THE REQUEST: Scan the entries below for the word "cipta". Copy each line that has it.

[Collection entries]
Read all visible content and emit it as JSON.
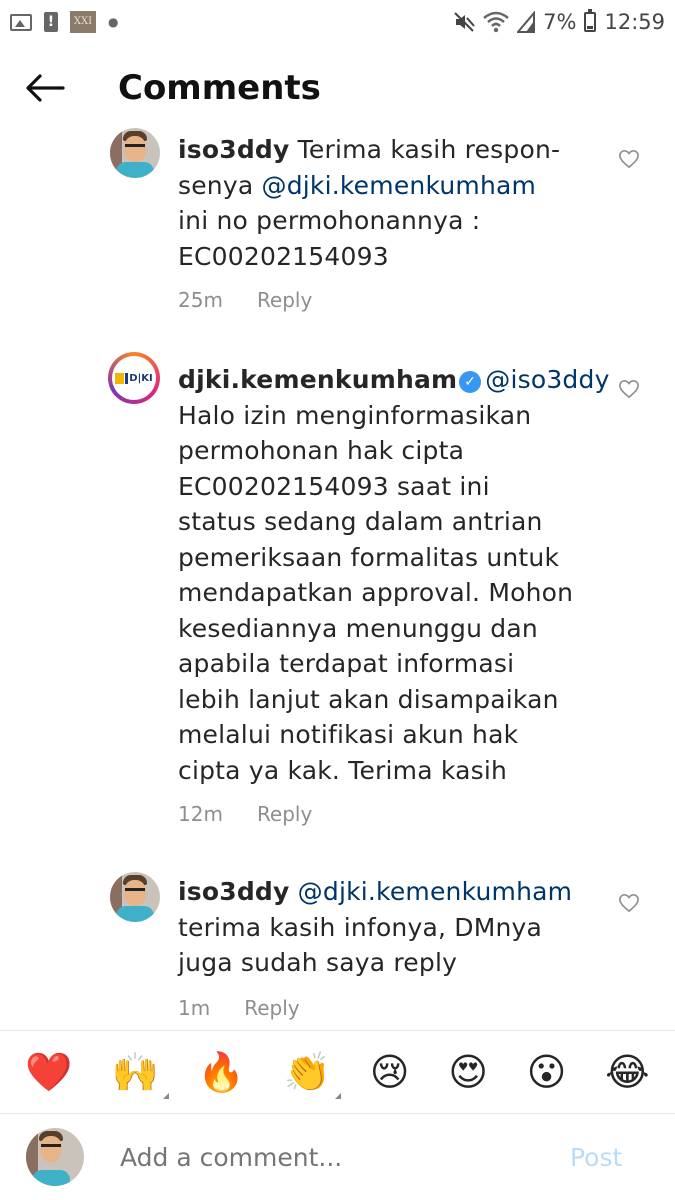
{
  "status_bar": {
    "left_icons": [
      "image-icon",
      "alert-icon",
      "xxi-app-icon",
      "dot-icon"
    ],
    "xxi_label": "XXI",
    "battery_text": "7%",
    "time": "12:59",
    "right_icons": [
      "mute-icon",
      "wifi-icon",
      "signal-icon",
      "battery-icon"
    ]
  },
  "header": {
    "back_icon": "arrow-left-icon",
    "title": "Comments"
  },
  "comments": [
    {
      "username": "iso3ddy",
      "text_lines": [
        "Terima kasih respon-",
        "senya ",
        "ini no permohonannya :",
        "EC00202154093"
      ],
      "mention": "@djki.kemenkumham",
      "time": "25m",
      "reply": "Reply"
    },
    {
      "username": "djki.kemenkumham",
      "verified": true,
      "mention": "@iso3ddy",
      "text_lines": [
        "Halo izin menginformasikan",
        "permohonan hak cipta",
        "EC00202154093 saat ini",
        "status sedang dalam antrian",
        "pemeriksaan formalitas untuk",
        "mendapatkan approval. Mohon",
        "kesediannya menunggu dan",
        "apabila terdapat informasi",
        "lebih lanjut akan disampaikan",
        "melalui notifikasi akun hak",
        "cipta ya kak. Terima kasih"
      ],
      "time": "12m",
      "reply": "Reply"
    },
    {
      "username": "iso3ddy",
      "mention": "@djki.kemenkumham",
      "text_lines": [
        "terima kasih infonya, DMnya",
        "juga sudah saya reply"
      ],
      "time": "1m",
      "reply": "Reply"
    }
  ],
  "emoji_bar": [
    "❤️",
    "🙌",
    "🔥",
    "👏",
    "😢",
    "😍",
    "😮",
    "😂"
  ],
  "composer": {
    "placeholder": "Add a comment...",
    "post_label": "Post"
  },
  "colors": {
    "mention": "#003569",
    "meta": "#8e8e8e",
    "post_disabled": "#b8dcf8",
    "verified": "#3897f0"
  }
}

...

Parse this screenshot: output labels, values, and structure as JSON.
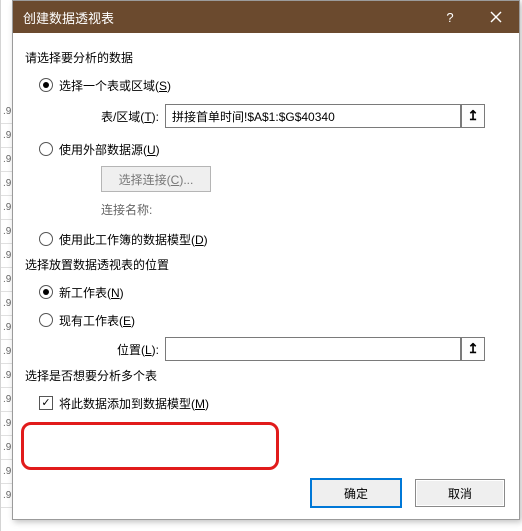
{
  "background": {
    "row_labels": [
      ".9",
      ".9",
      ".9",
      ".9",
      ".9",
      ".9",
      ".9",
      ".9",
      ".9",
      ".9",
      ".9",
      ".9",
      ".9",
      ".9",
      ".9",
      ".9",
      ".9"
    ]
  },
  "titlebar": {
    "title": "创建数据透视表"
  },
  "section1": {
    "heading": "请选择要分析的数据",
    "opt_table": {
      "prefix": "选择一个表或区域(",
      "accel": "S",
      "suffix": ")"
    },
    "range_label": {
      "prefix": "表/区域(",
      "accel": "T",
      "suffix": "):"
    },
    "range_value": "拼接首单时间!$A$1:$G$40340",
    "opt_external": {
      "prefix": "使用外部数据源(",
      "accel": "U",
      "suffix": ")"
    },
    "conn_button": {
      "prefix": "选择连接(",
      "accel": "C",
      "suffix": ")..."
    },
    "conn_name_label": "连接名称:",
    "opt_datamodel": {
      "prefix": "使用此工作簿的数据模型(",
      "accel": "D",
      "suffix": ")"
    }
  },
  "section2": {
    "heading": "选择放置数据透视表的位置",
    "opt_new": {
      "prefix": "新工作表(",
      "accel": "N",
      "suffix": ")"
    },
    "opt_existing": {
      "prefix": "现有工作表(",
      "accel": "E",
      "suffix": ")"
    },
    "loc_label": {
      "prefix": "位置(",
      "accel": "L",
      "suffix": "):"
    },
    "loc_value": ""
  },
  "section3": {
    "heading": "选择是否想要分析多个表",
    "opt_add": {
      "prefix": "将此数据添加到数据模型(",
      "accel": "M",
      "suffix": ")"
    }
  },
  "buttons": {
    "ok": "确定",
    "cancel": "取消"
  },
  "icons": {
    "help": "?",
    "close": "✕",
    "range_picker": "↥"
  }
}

SOLUTION FOR THIS PROBLEM:
        "permohonan hak cipta",
        "cipta ya kak. Terima kasih"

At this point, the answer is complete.